* BEGIN Listing *

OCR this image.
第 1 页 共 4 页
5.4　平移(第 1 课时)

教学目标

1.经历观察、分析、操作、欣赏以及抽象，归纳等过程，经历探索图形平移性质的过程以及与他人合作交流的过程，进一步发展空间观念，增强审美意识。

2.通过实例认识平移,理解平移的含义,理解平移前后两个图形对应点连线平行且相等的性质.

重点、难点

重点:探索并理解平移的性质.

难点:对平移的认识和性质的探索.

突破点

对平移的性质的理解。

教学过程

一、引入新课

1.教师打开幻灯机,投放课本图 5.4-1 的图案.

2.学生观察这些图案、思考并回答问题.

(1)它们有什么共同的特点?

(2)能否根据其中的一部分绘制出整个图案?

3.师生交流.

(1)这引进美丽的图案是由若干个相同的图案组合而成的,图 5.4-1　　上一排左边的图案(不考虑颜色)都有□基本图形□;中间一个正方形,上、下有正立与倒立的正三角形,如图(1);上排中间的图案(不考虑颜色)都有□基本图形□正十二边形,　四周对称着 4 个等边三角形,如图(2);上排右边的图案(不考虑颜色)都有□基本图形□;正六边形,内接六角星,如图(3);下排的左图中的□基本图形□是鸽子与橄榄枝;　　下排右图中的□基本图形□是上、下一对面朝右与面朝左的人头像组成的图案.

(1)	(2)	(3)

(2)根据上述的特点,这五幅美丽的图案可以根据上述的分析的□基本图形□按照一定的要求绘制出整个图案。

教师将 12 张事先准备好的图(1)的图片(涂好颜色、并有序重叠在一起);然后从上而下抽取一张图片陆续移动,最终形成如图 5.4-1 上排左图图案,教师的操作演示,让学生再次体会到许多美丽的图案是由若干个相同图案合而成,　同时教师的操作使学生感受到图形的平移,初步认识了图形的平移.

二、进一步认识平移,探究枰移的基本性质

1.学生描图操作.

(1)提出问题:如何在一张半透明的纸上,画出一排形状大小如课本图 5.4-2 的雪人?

* END Listing *

▶ Directions
Quote each line above in full, word for word.

▶ Final result
OCR this image.
第 1 页 共 4 页
5.4　平移(第 1 课时)

教学目标

1.经历观察、分析、操作、欣赏以及抽象，归纳等过程，经历探索图形平移性质的过程以及与他人合作交流的过程，进一步发展空间观念，增强审美意识。

2.通过实例认识平移,理解平移的含义,理解平移前后两个图形对应点连线平行且相等的性质.

重点、难点

重点:探索并理解平移的性质.

难点:对平移的认识和性质的探索.

突破点

对平移的性质的理解。

教学过程

一、引入新课

1.教师打开幻灯机,投放课本图 5.4-1 的图案.

2.学生观察这些图案、思考并回答问题.

(1)它们有什么共同的特点?

(2)能否根据其中的一部分绘制出整个图案?

3.师生交流.

(1)这引进美丽的图案是由若干个相同的图案组合而成的,图 5.4-1　　上一排左边的图案(不考虑颜色)都有□基本图形□;中间一个正方形,上、下有正立与倒立的正三角形,如图(1);上排中间的图案(不考虑颜色)都有□基本图形□正十二边形,　四周对称着 4 个等边三角形,如图(2);上排右边的图案(不考虑颜色)都有□基本图形□;正六边形,内接六角星,如图(3);下排的左图中的□基本图形□是鸽子与橄榄枝;　　下排右图中的□基本图形□是上、下一对面朝右与面朝左的人头像组成的图案.

(1)	(2)	(3)

(2)根据上述的特点,这五幅美丽的图案可以根据上述的分析的□基本图形□按照一定的要求绘制出整个图案。

教师将 12 张事先准备好的图(1)的图片(涂好颜色、并有序重叠在一起);然后从上而下抽取一张图片陆续移动,最终形成如图 5.4-1 上排左图图案,教师的操作演示,让学生再次体会到许多美丽的图案是由若干个相同图案合而成,　同时教师的操作使学生感受到图形的平移,初步认识了图形的平移.

二、进一步认识平移,探究枰移的基本性质

1.学生描图操作.

(1)提出问题:如何在一张半透明的纸上,画出一排形状大小如课本图 5.4-2 的雪人?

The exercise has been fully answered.